- **QUESTIONS**:
1. List each distinct username that appears on a line with a posting date and time in the forum thread about midwife visits below.
2. Carry on the forum thread about midwife visits, which appears below, from the point where it stops.

I'm a community midwife and offer no antenatal home visits at all, unless a woman is not turning up to clinic appointments and I am concerned for her welfare. We just don't have the time. I'm surprised some have the capacity to offer routine antenatal home visits. I expect to see at least 20 antenatal women in a day, I certainly couldn't do that if I was seeing them at home. If I have a clinic and visits 15 antenatal appointments and 5-6 postnatal visits is normal.

In terms of postnatal visits, what thedetective said. I do offer morning or afternoon but I just can't be any more specific than that, as a visit to help with breastfeeding or discuss a traumatic birth might take 2 hours, another might take 10 minutes. It's too hard to plan. I think it's bonkers not to offer somewhere that women can drop in for appointments, rather than waiting around all day. Of course all women have our number and can phone if they are going out or whatever so we can plan it together.

Did she turn up in the end? Maybe the sweep worked and you're going into labour...

SledsImOn Sun 16-Dec-12 19:09:41

Phiney, not everyone can afford to 'upgrade' to a private service. I'm sure you realise that.

Sorry for the confusion about home visits, what I should have made clear was that this was 10 years ago - I'm now having dc3 and they don't visit at home any more. Everything antenatal is done at the clinic at the local hospital, where you're not allowed to give birth any more sadly.

Our community midwives operate clinics from there but also attend home births etc on the rota. So they can be having appointments one day, on call the next. I think they do a brill job given the constraints of the funding and red tape and so on. I really like mine.

RudolphTheRedNosedGiraffe Sun 16-Dec-12 22:11:55

Nope, I didn't go into labour and the midwife never arrived - I guess there was an emergency or something. Anyway tomorrow the community midwives office will be open so I can phone there and find out what to do. I'd be happy to attend at the hospital as it's less than a mile from my house! Will see what they say.

TwitchyTail Sun 16-Dec-12 22:39:41

I'd certainly be annoyed about her not turning up at all for a planned procedure and not calling to let you know why - emergency or not, that's not on. I'd call in the morning and try to go to the hospital if at all possible.

unexpectediteminbaggingarea Mon 17-Dec-12 08:29:10

rudolph that is just pants. There is absolutely no excuse for not ringing/texting to let you know. I would be very cross if I were you.

RudolphTheRedNosedGiraffe Mon 17-Dec-12 12:07:33

Well I was feeling much better about it this morning anyway, was possibly a bit hormonal yesterday! smile I called the community midwives office and they apologetically asked me to come to the hospital for it as nobody was available - which is much better for me anyway. All done now!

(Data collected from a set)
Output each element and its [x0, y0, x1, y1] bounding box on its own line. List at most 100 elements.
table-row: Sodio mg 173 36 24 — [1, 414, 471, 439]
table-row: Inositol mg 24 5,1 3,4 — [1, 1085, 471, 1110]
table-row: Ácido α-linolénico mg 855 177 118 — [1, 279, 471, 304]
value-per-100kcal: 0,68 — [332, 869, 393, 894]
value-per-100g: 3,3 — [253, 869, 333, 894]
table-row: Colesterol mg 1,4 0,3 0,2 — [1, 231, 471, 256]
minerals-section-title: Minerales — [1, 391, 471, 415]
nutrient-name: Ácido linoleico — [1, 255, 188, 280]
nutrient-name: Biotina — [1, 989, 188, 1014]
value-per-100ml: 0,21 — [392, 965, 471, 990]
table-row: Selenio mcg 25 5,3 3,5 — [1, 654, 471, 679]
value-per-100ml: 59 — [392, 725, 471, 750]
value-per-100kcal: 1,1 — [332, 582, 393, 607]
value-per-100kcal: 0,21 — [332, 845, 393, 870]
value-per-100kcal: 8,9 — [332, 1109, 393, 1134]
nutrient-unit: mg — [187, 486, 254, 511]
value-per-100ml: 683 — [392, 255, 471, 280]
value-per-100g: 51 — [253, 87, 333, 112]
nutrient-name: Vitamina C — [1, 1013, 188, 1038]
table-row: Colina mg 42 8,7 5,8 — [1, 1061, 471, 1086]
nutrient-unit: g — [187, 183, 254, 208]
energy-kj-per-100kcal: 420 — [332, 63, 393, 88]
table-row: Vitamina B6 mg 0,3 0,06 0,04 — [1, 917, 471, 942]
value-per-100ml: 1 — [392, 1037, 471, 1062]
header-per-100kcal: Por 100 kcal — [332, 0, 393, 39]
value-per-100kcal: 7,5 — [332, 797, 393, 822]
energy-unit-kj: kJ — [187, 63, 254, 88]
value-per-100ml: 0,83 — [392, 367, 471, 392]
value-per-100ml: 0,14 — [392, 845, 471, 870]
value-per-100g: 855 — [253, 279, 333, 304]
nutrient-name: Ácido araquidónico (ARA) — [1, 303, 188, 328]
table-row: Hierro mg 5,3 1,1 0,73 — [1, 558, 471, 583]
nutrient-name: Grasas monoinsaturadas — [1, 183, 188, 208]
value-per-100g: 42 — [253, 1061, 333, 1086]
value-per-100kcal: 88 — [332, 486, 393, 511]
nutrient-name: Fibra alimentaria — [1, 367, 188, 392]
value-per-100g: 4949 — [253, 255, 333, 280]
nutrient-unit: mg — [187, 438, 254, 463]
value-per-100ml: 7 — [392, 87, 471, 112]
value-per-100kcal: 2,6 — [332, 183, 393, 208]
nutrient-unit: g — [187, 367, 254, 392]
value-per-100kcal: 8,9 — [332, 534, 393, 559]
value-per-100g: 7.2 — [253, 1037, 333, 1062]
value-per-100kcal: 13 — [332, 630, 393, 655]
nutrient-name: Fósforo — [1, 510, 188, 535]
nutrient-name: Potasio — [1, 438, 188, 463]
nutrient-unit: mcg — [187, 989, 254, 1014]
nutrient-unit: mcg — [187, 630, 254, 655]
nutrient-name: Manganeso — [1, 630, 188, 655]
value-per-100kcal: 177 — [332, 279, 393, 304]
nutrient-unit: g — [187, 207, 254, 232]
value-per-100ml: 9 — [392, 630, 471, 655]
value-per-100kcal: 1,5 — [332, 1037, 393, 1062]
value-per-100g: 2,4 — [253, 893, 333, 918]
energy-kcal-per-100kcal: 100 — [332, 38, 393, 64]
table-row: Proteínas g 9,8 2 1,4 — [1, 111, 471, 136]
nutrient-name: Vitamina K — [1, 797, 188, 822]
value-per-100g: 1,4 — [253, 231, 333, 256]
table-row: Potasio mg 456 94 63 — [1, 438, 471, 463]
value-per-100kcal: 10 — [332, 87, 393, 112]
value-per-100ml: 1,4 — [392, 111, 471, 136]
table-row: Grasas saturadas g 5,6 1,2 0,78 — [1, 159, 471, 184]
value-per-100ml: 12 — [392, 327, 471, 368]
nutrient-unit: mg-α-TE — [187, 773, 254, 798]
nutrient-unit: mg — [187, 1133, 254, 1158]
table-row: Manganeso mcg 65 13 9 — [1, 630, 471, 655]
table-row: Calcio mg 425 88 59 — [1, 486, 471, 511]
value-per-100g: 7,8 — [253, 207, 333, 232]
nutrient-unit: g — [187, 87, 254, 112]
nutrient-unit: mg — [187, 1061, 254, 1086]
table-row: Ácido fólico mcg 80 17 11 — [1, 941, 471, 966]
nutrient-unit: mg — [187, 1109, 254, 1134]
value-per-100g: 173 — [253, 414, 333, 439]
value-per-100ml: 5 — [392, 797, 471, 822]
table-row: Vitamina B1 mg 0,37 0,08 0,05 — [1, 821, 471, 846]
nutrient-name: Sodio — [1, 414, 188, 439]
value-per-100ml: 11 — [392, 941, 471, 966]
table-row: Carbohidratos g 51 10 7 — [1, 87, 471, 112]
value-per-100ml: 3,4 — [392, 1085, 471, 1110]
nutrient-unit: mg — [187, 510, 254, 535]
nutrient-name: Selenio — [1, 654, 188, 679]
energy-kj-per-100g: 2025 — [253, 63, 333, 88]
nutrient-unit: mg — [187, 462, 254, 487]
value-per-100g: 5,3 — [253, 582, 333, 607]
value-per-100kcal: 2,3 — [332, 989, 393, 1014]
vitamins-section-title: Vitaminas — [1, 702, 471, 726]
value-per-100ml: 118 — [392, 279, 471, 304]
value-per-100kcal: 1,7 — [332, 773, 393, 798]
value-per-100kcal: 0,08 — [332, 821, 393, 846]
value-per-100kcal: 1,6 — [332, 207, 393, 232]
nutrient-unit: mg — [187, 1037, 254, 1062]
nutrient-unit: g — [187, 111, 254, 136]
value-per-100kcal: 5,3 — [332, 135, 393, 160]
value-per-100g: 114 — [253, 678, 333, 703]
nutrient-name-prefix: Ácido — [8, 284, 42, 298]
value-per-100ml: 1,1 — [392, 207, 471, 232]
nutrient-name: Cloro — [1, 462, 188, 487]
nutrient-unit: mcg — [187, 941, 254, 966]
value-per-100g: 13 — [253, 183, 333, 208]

- **ANSWERS TO THE PROBLEMS**:
1. SledsImOn, RudolphTheRedNosedGiraffe, TwitchyTail, unexpectediteminbaggingarea

2.
FestiveDigestive Mon 17-Dec-12 15:49:05

I wish we still had home visits here sad. I am heavily pregnant with twins, having contractions most of the time & am about to drag myself off to the Drs surgery for a MW apt. I can barely get out of the car in the car park because the spaces are so close together! I was told that they just don't have time for visits anymore.

Even the post-natal visits are being changed to clinic apts here. With newborn twins, a toddler & c-section recovery, there's no way I'll be attending the clinic apts.

Having said that, waiting in all day (when you are mobile enough to go out) would be annoying. With my last pregnancy, there seemed to be a out three times the amount of midwives in my area. They could always come for home visits, fit in emergency apts & were there for a chat a out any worries. Now all that has gone & all concerns are passed to the nearest hospital - which means the ante-natal ward there is bursting at the seams with really stressed staff. It seems to be happening everywhere now.

slippyshoes Mon 17-Dec-12 18:39:50

This is not a criticism of you OP but I really don't understand why midwives do home visits at all, seems such an utter waste of NHS resources. Same for health visitors - why do they do home visits to perfectly mobile women who could just attend clinics instead? Baffling.

nananaps Mon 17-Dec-12 18:45:41

Same here OP but i understand a bit more now i have read through this thread.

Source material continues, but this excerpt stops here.